Task details
Some lines in the listing below may include the string "各位考官好". How many are there? Give only the number.

--- BEGIN ---

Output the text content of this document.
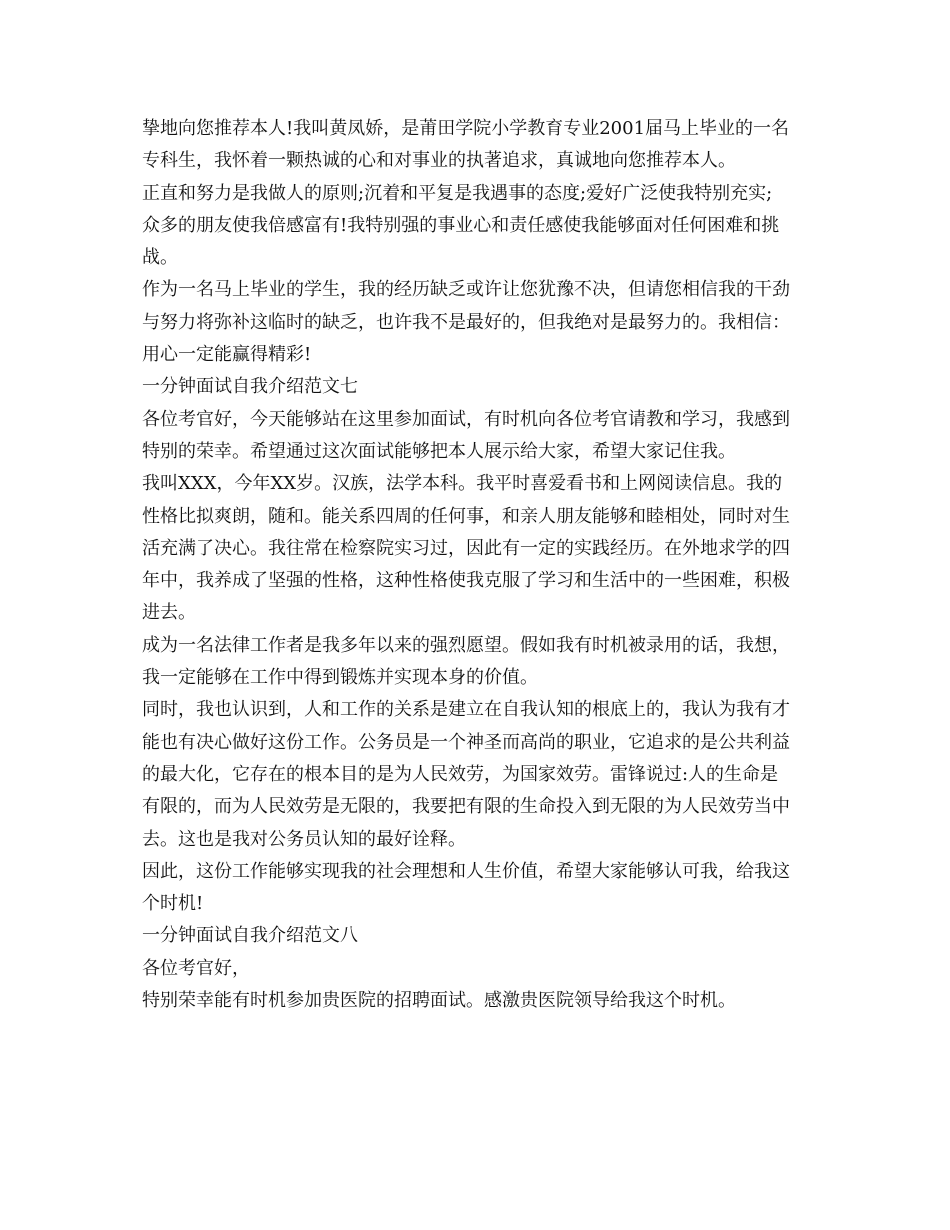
挚地向您推荐本人!我叫黄凤娇，是莆田学院小学教育专业2001届马上毕业的一名

专科生，我怀着一颗热诚的心和对事业的执著追求，真诚地向您推荐本人。

正直和努力是我做人的原则;沉着和平复是我遇事的态度;爱好广泛使我特别充实;

众多的朋友使我倍感富有!我特别强的事业心和责任感使我能够面对任何困难和挑

战。

作为一名马上毕业的学生，我的经历缺乏或许让您犹豫不决，但请您相信我的干劲

与努力将弥补这临时的缺乏，也许我不是最好的，但我绝对是最努力的。我相信：

用心一定能赢得精彩!

一分钟面试自我介绍范文七

各位考官好，今天能够站在这里参加面试，有时机向各位考官请教和学习，我感到

特别的荣幸。希望通过这次面试能够把本人展示给大家，希望大家记住我。

我叫XXX，今年XX岁。汉族，法学本科。我平时喜爱看书和上网阅读信息。我的

性格比拟爽朗，随和。能关系四周的任何事，和亲人朋友能够和睦相处，同时对生

活充满了决心。我往常在检察院实习过，因此有一定的实践经历。在外地求学的四

年中，我养成了坚强的性格，这种性格使我克服了学习和生活中的一些困难，积极

进去。

成为一名法律工作者是我多年以来的强烈愿望。假如我有时机被录用的话，我想，

我一定能够在工作中得到锻炼并实现本身的价值。

同时，我也认识到，人和工作的关系是建立在自我认知的根底上的，我认为我有才

能也有决心做好这份工作。公务员是一个神圣而高尚的职业，它追求的是公共利益

的最大化，它存在的根本目的是为人民效劳，为国家效劳。雷锋说过:人的生命是

有限的，而为人民效劳是无限的，我要把有限的生命投入到无限的为人民效劳当中

去。这也是我对公务员认知的最好诠释。

因此，这份工作能够实现我的社会理想和人生价值，希望大家能够认可我，给我这

个时机!

一分钟面试自我介绍范文八

各位考官好，

特别荣幸能有时机参加贵医院的招聘面试。感激贵医院领导给我这个时机。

--- END ---

Finished task
2